- [Given entries]
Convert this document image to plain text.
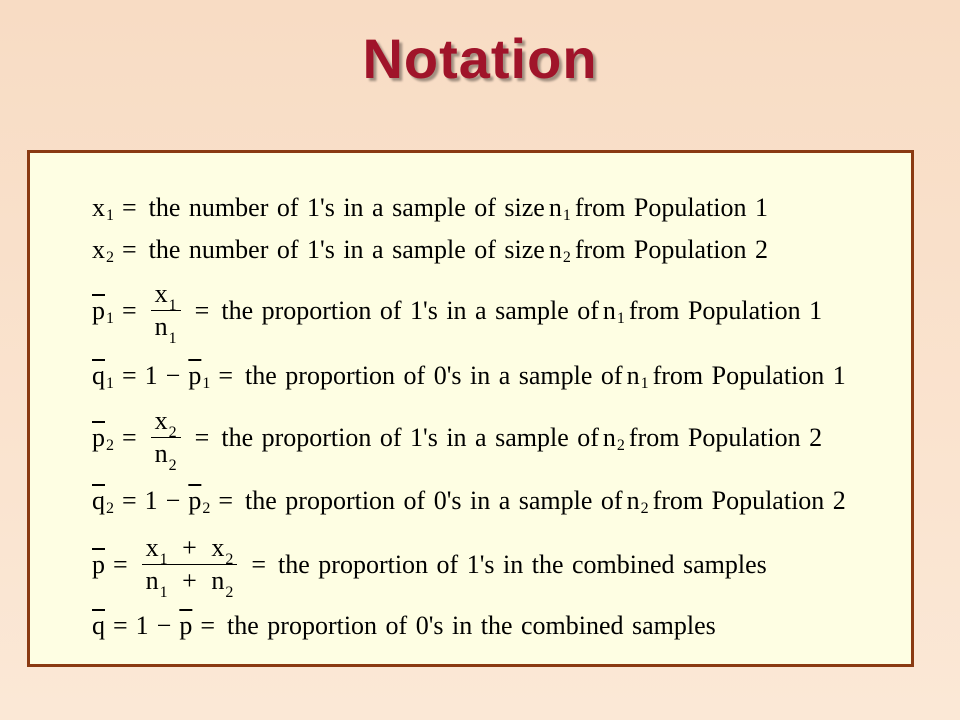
Notation
x 1 = the number of 1's in a sample of size n 1 from Population 1
x 2 = the number of 1's in a sample of size n 2 from Population 2
$\overline{p}$ $1 = \frac{x_1}{n_1}$ = the proportion of 1's in a sample of n 1 from Population 1
$\overline{q}$ $1 = 1 - \overline{p}$ 1 = the proportion of 0's in a sample of n 1 from Population 1
$\overline{p}$ $2 = \frac{x_2}{n_2}$ = the proportion of 1's in a sample of n 2 from Population 2
$\overline{q}$ $2 = 1 - \overline{p}$ 2 = the proportion of 0's in a sample of n 2 from Population 2
$\overline{p} = \frac{x_1 + x_2}{n_1 + n_2}$ = the proportion of 1's in the combined samples
$\overline{q} = 1 - \overline{p}$ = the proportion of 0's in the combined samples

- [Written instruction] Find the lines above that contain the word "combined" and collect them.

- [Response to this task]
$\overline{p} = \frac{x_1 + x_2}{n_1 + n_2}$ = the proportion of 1's in the combined samples
$\overline{q} = 1 - \overline{p}$ = the proportion of 0's in the combined samples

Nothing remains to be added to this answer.